Records supplied:

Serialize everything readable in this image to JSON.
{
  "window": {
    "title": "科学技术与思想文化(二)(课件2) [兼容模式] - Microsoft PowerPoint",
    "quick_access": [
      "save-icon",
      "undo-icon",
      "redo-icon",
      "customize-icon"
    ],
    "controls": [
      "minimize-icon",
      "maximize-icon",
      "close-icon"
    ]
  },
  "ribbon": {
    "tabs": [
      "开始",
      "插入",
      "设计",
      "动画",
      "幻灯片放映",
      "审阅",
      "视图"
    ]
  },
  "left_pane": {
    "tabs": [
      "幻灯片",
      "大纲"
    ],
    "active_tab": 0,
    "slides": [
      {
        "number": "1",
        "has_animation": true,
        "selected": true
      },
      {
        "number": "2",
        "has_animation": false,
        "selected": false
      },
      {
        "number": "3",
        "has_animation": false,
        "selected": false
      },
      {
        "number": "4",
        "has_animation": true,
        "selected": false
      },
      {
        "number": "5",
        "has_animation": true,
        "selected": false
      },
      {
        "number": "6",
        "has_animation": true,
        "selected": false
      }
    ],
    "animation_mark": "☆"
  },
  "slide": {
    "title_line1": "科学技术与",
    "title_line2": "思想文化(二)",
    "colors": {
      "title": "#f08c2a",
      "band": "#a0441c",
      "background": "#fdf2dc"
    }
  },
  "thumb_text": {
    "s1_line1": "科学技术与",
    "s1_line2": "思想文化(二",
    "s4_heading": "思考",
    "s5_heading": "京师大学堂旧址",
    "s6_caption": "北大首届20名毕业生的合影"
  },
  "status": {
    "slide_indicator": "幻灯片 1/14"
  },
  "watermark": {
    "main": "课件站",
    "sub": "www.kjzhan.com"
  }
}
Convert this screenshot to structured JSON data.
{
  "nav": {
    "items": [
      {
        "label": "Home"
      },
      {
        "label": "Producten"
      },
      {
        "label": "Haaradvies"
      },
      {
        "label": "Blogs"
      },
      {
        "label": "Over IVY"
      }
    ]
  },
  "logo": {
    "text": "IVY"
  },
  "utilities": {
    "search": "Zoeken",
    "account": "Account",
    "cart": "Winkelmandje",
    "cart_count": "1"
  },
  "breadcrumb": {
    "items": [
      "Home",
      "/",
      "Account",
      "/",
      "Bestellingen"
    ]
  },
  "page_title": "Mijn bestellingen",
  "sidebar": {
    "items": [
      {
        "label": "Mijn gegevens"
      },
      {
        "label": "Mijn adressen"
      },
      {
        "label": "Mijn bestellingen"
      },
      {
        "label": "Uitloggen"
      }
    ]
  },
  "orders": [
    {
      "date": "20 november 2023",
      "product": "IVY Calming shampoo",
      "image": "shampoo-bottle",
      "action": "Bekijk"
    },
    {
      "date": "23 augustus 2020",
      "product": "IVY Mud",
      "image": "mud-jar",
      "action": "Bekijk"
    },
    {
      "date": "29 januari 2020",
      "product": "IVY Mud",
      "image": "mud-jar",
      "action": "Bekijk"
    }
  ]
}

Work required:
Show every line from the entries above in which "label" appears.

Solution below:
        "label": "Home"
        "label": "Producten"
        "label": "Haaradvies"
        "label": "Blogs"
        "label": "Over IVY"
        "label": "Mijn gegevens"
        "label": "Mijn adressen"
        "label": "Mijn bestellingen"
        "label": "Uitloggen"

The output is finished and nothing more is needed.